Your objective:
In the records below, copy verbatim every line in the stretch from the line containing "cell-line: 102-138 bbox=[415, 271, 609, 311]" through the line containing "cell-line: 60-84 bbox=[415, 195, 609, 235]", both included.

(Extracted records)
= = = = = = =

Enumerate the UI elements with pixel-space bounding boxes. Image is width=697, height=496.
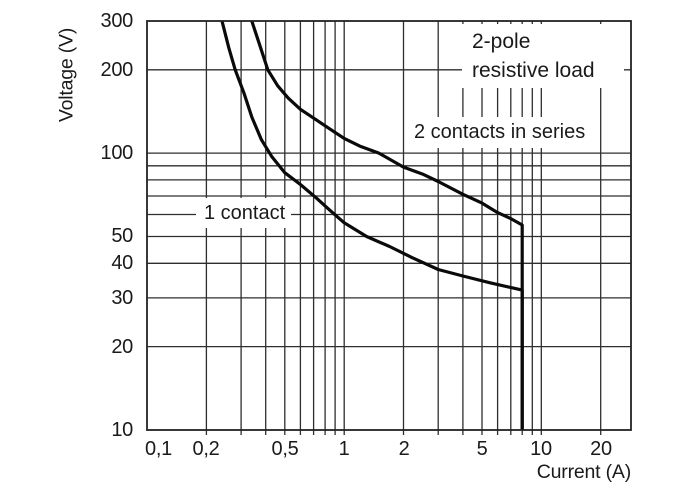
x-tick-label: 0,2 [192, 438, 220, 460]
annotation-load-type: 2-pole resistive load [462, 24, 624, 88]
x-tick-label: 2 [398, 438, 410, 460]
annotation-2-contacts-in-series: 2 contacts in series [407, 117, 594, 148]
y-tick-label: 30 [111, 287, 133, 309]
x-tick-label: 0,1 [145, 438, 172, 460]
x-axis-tick-labels: 0,1 0,2 0,5 1 2 5 10 20 [0, 437, 697, 463]
x-tick-label: 20 [590, 438, 612, 460]
annotation-1-contact: 1 contact [196, 198, 292, 228]
curve-1-1-contact [220, 20, 524, 430]
annotation-load-type-line1: 2-pole [472, 30, 531, 53]
x-tick-label: 10 [530, 438, 552, 460]
y-tick-label: 200 [100, 59, 134, 81]
y-tick-label: 100 [100, 142, 134, 164]
y-tick-label: 40 [111, 252, 133, 274]
x-axis-title: Current (A) [536, 461, 631, 483]
y-tick-label: 50 [111, 225, 133, 247]
x-tick-label: 0,5 [271, 438, 299, 460]
y-tick-label: 300 [100, 10, 134, 32]
x-tick-label: 5 [476, 438, 488, 460]
x-tick-label: 1 [338, 438, 350, 460]
y-axis-tick-labels: 300 200 100 50 40 30 20 10 [0, 0, 134, 496]
y-tick-label: 10 [111, 419, 133, 441]
curve-2-2-contacts-in-series [250, 20, 524, 430]
plot-frame [146, 20, 632, 431]
annotation-load-type-line2: resistive load [472, 59, 595, 82]
y-tick-label: 20 [111, 336, 133, 358]
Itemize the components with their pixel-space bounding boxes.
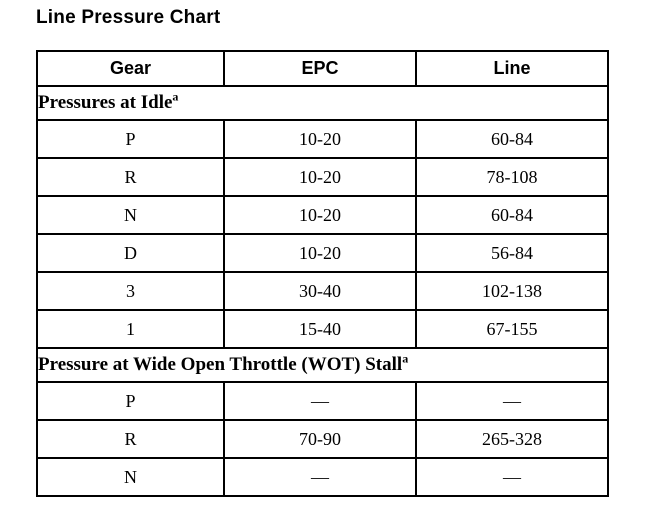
cell-line: 102-138 bbox=[415, 271, 609, 311]
section-header-text: Pressures at Idle bbox=[38, 92, 173, 113]
line-pressure-table: Gear EPC Line Pressures at Idlea P 10-20… bbox=[36, 50, 609, 497]
table-header-row: Gear EPC Line bbox=[36, 50, 609, 87]
footnote-marker: a bbox=[402, 351, 409, 366]
table-row: N — — bbox=[36, 457, 609, 497]
cell-line: — bbox=[415, 381, 609, 421]
cell-line: 60-84 bbox=[415, 195, 609, 235]
cell-epc: 10-20 bbox=[223, 233, 417, 273]
page-title: Line Pressure Chart bbox=[36, 7, 221, 28]
section-header-wot-stall: Pressure at Wide Open Throttle (WOT) Sta… bbox=[36, 347, 609, 383]
section-header-row: Pressures at Idlea bbox=[36, 85, 609, 121]
section-header-row: Pressure at Wide Open Throttle (WOT) Sta… bbox=[36, 347, 609, 383]
cell-epc: 30-40 bbox=[223, 271, 417, 311]
footnote-marker: a bbox=[172, 89, 179, 104]
table-row: N 10-20 60-84 bbox=[36, 195, 609, 235]
cell-gear: P bbox=[36, 119, 225, 159]
cell-gear: 1 bbox=[36, 309, 225, 349]
cell-epc: 10-20 bbox=[223, 119, 417, 159]
cell-epc: 10-20 bbox=[223, 195, 417, 235]
table-row: 1 15-40 67-155 bbox=[36, 309, 609, 349]
cell-line: 67-155 bbox=[415, 309, 609, 349]
cell-gear: N bbox=[36, 195, 225, 235]
table-row: 3 30-40 102-138 bbox=[36, 271, 609, 311]
cell-line: 78-108 bbox=[415, 157, 609, 197]
table-row: D 10-20 56-84 bbox=[36, 233, 609, 273]
cell-gear: P bbox=[36, 381, 225, 421]
column-header-gear: Gear bbox=[36, 50, 225, 87]
cell-line: 56-84 bbox=[415, 233, 609, 273]
cell-gear: R bbox=[36, 419, 225, 459]
table-row: P — — bbox=[36, 381, 609, 421]
cell-line: 60-84 bbox=[415, 119, 609, 159]
cell-epc: — bbox=[223, 457, 417, 497]
table-row: P 10-20 60-84 bbox=[36, 119, 609, 159]
table-row: R 70-90 265-328 bbox=[36, 419, 609, 459]
cell-epc: — bbox=[223, 381, 417, 421]
column-header-line: Line bbox=[415, 50, 609, 87]
section-header-idle: Pressures at Idlea bbox=[36, 85, 609, 121]
cell-line: — bbox=[415, 457, 609, 497]
table-row: R 10-20 78-108 bbox=[36, 157, 609, 197]
cell-gear: 3 bbox=[36, 271, 225, 311]
section-header-text: Pressure at Wide Open Throttle (WOT) Sta… bbox=[38, 354, 403, 375]
cell-epc: 15-40 bbox=[223, 309, 417, 349]
cell-epc: 10-20 bbox=[223, 157, 417, 197]
cell-gear: D bbox=[36, 233, 225, 273]
column-header-epc: EPC bbox=[223, 50, 417, 87]
cell-gear: N bbox=[36, 457, 225, 497]
cell-line: 265-328 bbox=[415, 419, 609, 459]
cell-gear: R bbox=[36, 157, 225, 197]
cell-epc: 70-90 bbox=[223, 419, 417, 459]
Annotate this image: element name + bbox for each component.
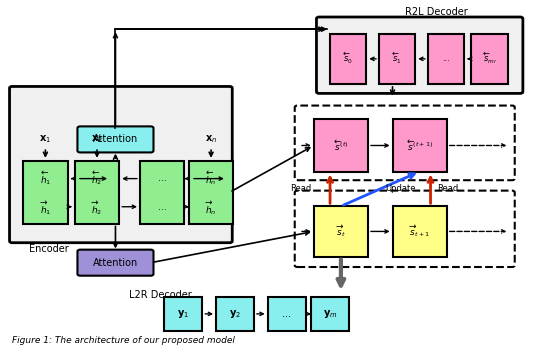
FancyBboxPatch shape [393, 206, 447, 257]
FancyBboxPatch shape [78, 250, 153, 276]
Text: $\overleftarrow{h}_n$: $\overleftarrow{h}_n$ [205, 170, 217, 187]
FancyBboxPatch shape [23, 161, 68, 224]
FancyBboxPatch shape [471, 34, 508, 84]
FancyBboxPatch shape [78, 126, 153, 153]
Text: Attention: Attention [93, 134, 138, 145]
Text: ...: ... [158, 174, 167, 183]
Text: $\overleftarrow{h}_1$: $\overleftarrow{h}_1$ [40, 170, 51, 187]
FancyBboxPatch shape [216, 296, 254, 331]
Text: ...: ... [158, 203, 167, 212]
Text: L2R Decoder: L2R Decoder [129, 290, 192, 300]
FancyBboxPatch shape [379, 34, 416, 84]
Text: Read: Read [437, 184, 458, 194]
Text: R2L Decoder: R2L Decoder [405, 7, 467, 17]
FancyBboxPatch shape [140, 161, 185, 224]
Text: $\overleftarrow{s}_0$: $\overleftarrow{s}_0$ [343, 51, 353, 66]
Text: Update: Update [385, 184, 416, 194]
Text: $\mathbf{y}_m$: $\mathbf{y}_m$ [323, 308, 337, 320]
FancyBboxPatch shape [295, 191, 515, 267]
Text: $\overrightarrow{s}_{t+1}$: $\overrightarrow{s}_{t+1}$ [409, 224, 430, 239]
FancyBboxPatch shape [295, 106, 515, 180]
FancyBboxPatch shape [268, 296, 306, 331]
Text: $\overrightarrow{h}_n$: $\overrightarrow{h}_n$ [205, 199, 217, 217]
FancyBboxPatch shape [428, 34, 464, 84]
FancyBboxPatch shape [314, 119, 368, 172]
FancyBboxPatch shape [189, 161, 233, 224]
FancyBboxPatch shape [330, 34, 366, 84]
Text: $\overrightarrow{s}_t$: $\overrightarrow{s}_t$ [336, 224, 346, 239]
Text: Attention: Attention [93, 258, 138, 268]
Text: $\overleftarrow{s}_1$: $\overleftarrow{s}_1$ [393, 51, 402, 66]
Text: $\mathbf{x}_2$: $\mathbf{x}_2$ [91, 134, 103, 146]
FancyBboxPatch shape [393, 119, 447, 172]
Text: ...: ... [282, 309, 291, 319]
Text: ...: ... [442, 54, 450, 63]
FancyBboxPatch shape [317, 17, 523, 93]
FancyBboxPatch shape [164, 296, 203, 331]
Text: Figure 1: The architecture of our proposed model: Figure 1: The architecture of our propos… [12, 336, 235, 345]
Text: $\mathbf{x}_n$: $\mathbf{x}_n$ [205, 134, 217, 146]
FancyBboxPatch shape [9, 86, 232, 243]
Text: $\overleftarrow{h}_2$: $\overleftarrow{h}_2$ [91, 170, 103, 187]
FancyBboxPatch shape [314, 206, 368, 257]
Text: $\mathbf{y}_2$: $\mathbf{y}_2$ [229, 308, 241, 320]
FancyBboxPatch shape [75, 161, 119, 224]
Text: Encoder: Encoder [28, 244, 68, 254]
FancyBboxPatch shape [311, 296, 349, 331]
Text: Read: Read [290, 184, 311, 194]
Text: $\overleftarrow{s}^{(t+1)}$: $\overleftarrow{s}^{(t+1)}$ [407, 139, 433, 153]
Text: $\overleftarrow{s}_{m\prime}$: $\overleftarrow{s}_{m\prime}$ [483, 51, 496, 66]
Text: $\overrightarrow{h}_2$: $\overrightarrow{h}_2$ [91, 199, 103, 217]
Text: $\overleftarrow{s}^{(t)}$: $\overleftarrow{s}^{(t)}$ [334, 139, 348, 153]
Text: $\mathbf{x}_1$: $\mathbf{x}_1$ [39, 134, 51, 146]
Text: $\overrightarrow{h}_1$: $\overrightarrow{h}_1$ [40, 199, 51, 217]
Text: $\mathbf{y}_1$: $\mathbf{y}_1$ [177, 308, 189, 320]
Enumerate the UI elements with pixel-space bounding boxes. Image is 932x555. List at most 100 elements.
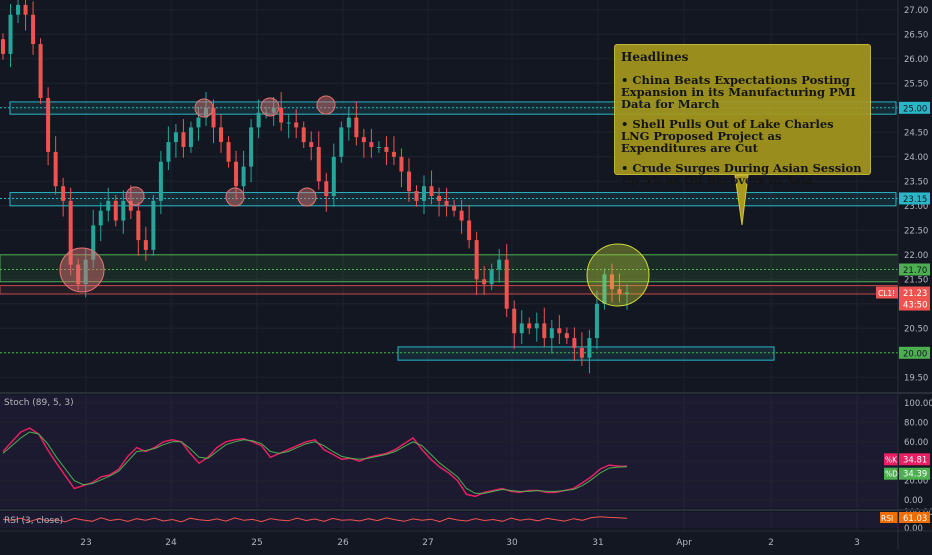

= = = = = = =

Exercise output:
cell-line: 102-138 bbox=[415, 271, 609, 311]
section-header-text: Pressures at Idle bbox=[38, 92, 173, 113]
line-pressure-table: Gear EPC Line Pressures at Idlea P 10-20… bbox=[36, 50, 609, 497]
table-header-row: Gear EPC Line bbox=[36, 50, 609, 87]
footnote-marker: a bbox=[402, 351, 409, 366]
table-row: N — — bbox=[36, 457, 609, 497]
cell-line: — bbox=[415, 381, 609, 421]
cell-line: 60-84 bbox=[415, 195, 609, 235]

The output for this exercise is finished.